What you should do | In the listing that follows, how many lines contain the string "data"? Provide only the number.

Task material |
***

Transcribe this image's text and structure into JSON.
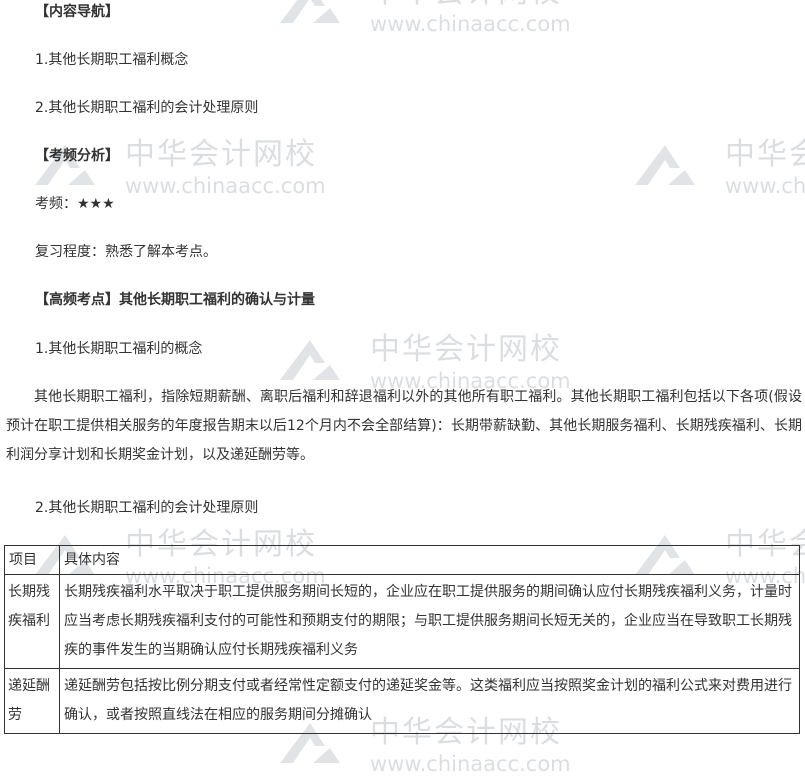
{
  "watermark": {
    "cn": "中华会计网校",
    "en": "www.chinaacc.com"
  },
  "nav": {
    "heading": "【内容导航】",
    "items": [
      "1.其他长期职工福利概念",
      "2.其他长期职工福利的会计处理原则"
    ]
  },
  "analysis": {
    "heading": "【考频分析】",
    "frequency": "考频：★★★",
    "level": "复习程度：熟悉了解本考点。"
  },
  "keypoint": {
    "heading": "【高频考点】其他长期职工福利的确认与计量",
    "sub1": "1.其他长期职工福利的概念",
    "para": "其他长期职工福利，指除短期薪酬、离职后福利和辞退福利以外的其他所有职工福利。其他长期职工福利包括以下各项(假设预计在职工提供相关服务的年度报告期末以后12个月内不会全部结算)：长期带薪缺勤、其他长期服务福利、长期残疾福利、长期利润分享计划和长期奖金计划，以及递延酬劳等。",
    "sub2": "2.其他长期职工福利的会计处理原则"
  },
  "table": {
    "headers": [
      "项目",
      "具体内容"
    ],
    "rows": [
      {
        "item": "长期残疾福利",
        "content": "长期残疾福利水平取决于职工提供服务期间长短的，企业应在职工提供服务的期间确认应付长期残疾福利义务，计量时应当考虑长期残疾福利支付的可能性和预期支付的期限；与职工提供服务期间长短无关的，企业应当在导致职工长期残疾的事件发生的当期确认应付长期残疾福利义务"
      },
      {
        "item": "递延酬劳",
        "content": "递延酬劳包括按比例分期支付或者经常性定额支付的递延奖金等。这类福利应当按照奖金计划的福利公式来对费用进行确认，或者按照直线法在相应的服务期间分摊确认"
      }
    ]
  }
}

***

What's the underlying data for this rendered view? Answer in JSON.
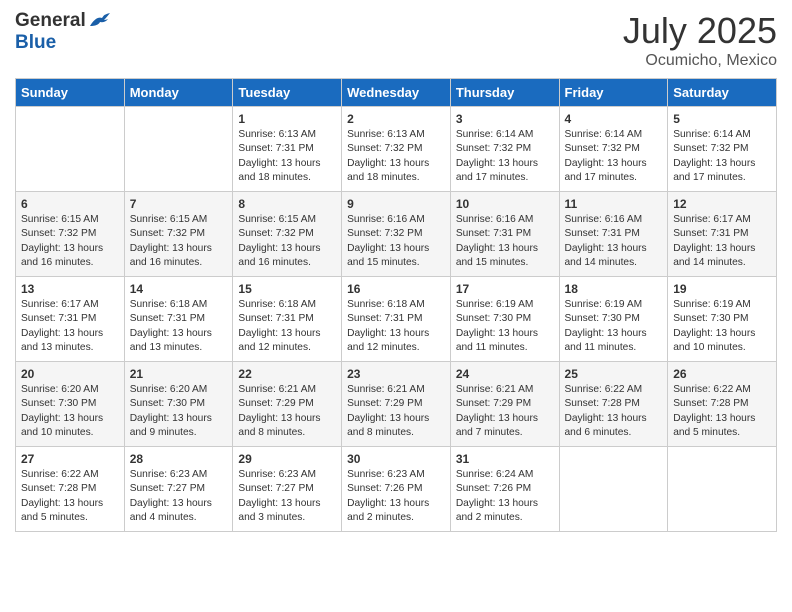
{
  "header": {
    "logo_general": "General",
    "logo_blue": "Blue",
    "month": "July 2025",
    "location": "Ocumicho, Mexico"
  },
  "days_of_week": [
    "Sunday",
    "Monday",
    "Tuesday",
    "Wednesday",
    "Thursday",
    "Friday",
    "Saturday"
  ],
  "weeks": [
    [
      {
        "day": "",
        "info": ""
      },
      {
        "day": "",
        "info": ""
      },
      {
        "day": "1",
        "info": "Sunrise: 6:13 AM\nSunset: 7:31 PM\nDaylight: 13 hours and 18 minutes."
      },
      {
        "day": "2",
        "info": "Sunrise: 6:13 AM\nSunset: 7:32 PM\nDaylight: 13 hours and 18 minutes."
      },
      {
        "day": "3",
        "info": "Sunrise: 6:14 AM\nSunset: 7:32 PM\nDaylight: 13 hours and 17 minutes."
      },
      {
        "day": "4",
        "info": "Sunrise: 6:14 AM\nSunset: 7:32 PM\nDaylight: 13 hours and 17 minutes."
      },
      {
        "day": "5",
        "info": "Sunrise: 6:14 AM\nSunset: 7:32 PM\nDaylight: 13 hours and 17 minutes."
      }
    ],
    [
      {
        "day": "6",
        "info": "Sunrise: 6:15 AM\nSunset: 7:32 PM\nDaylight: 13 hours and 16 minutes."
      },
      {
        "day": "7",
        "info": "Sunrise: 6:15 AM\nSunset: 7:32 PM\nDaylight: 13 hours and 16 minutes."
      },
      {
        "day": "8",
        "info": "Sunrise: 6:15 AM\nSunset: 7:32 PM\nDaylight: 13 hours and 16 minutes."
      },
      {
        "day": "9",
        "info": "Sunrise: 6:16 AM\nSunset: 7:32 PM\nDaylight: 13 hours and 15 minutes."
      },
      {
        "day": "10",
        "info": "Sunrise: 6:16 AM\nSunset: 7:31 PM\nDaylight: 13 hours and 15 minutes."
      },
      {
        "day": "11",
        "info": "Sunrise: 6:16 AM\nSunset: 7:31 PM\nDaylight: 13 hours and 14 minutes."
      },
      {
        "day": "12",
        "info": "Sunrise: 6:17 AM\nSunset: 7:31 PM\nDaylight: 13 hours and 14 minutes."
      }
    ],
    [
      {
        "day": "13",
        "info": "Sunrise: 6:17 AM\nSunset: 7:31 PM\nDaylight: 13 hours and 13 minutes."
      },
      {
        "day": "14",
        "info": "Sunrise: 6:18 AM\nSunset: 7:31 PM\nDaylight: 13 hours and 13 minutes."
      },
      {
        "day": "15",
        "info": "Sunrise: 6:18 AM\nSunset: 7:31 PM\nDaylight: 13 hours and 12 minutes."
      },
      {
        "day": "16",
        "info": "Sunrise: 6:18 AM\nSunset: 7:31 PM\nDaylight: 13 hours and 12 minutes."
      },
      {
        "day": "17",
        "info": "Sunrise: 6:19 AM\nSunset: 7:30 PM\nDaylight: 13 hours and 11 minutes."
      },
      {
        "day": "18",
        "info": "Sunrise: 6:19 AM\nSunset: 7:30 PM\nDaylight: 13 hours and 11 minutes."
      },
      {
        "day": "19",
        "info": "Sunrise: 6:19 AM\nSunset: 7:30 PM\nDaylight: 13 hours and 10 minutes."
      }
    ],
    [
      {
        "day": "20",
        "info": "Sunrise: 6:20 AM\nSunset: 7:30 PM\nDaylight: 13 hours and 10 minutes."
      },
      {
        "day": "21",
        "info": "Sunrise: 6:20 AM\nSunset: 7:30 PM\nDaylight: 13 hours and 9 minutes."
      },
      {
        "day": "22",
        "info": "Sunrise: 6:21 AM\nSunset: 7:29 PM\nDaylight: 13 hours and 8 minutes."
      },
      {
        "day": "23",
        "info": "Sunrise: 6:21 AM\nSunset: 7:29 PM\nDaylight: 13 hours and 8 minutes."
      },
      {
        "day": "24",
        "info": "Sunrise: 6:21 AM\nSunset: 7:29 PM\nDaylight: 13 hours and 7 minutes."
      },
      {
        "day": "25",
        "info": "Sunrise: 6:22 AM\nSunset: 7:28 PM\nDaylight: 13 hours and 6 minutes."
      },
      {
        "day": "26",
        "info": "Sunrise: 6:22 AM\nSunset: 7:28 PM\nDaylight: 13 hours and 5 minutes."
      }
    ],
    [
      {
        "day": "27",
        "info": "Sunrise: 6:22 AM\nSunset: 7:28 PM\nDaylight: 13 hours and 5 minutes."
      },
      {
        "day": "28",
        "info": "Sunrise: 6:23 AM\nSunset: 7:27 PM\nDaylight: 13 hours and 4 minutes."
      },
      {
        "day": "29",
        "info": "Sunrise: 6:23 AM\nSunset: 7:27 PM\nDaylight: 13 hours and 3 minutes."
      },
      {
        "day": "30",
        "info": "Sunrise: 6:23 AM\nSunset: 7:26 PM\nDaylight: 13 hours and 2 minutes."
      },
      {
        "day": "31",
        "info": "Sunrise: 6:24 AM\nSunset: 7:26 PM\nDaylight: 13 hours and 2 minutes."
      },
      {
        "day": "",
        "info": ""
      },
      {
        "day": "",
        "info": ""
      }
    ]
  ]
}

***

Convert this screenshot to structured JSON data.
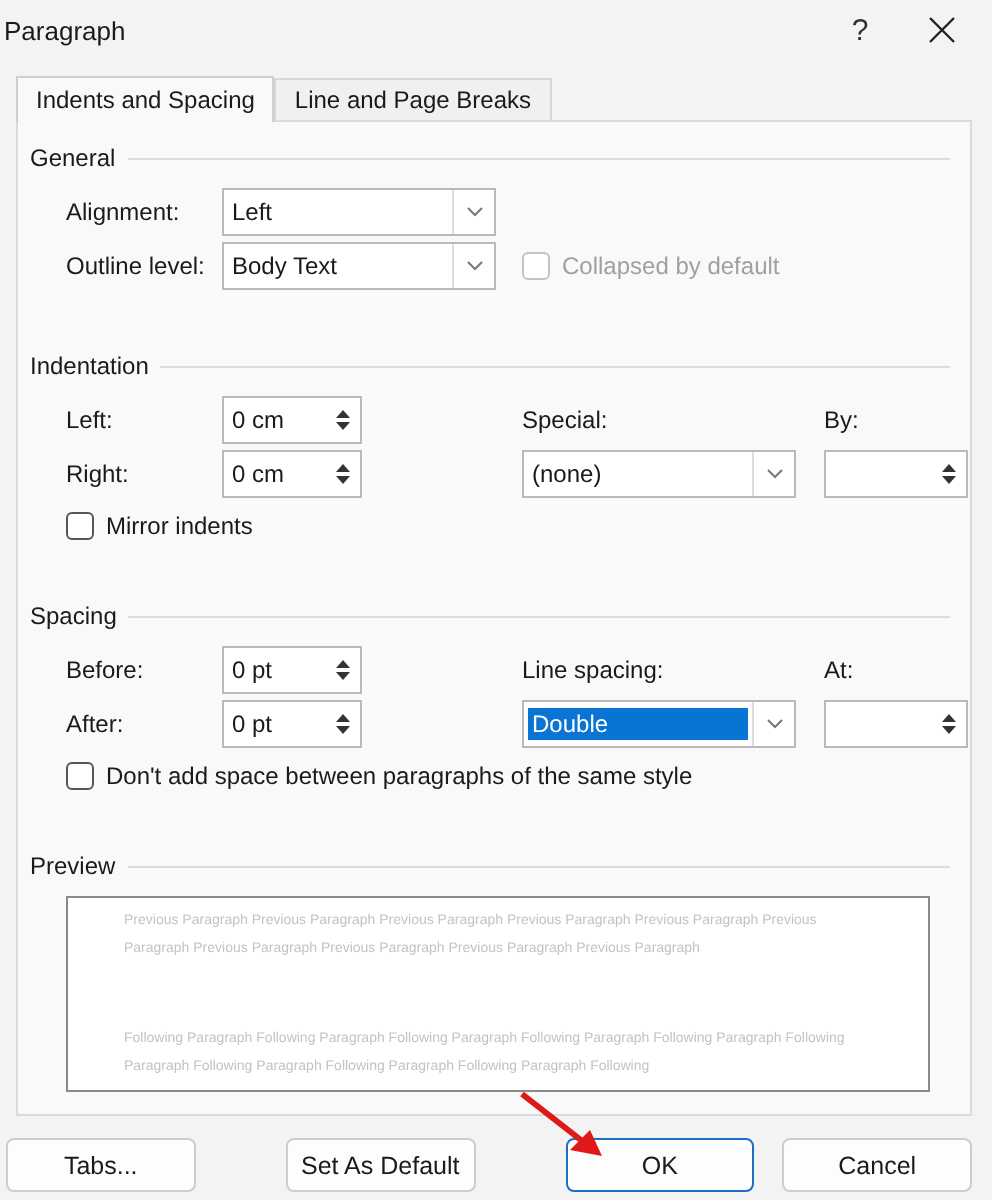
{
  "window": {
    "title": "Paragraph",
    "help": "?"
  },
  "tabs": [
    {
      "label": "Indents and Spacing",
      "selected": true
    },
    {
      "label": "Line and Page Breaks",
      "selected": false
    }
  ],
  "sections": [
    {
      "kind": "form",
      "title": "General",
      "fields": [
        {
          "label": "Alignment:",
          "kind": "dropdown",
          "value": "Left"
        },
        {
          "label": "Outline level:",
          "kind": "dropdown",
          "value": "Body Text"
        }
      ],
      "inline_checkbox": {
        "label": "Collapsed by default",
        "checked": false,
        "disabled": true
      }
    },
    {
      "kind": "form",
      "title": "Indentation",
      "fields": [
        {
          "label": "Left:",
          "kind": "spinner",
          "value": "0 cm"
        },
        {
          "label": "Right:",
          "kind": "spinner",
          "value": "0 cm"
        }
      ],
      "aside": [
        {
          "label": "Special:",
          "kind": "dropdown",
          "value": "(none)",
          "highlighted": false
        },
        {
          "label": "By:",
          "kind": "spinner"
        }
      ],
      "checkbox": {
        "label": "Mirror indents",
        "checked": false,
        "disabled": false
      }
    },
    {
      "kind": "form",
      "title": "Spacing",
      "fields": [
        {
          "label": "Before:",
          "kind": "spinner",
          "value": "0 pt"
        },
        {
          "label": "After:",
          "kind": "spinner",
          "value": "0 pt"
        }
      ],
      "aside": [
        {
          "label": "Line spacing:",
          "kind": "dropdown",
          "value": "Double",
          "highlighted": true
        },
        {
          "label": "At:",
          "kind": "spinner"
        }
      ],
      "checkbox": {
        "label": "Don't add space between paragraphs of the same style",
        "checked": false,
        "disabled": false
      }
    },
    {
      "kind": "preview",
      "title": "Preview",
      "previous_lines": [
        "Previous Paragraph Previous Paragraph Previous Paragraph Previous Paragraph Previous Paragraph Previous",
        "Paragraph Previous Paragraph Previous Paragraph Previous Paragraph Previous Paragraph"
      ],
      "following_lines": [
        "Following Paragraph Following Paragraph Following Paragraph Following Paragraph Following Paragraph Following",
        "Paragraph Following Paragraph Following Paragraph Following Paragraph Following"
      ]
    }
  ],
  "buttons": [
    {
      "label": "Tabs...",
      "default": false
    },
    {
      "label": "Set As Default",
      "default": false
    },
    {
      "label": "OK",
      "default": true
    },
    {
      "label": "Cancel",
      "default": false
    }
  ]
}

***

Response for this exercise | 2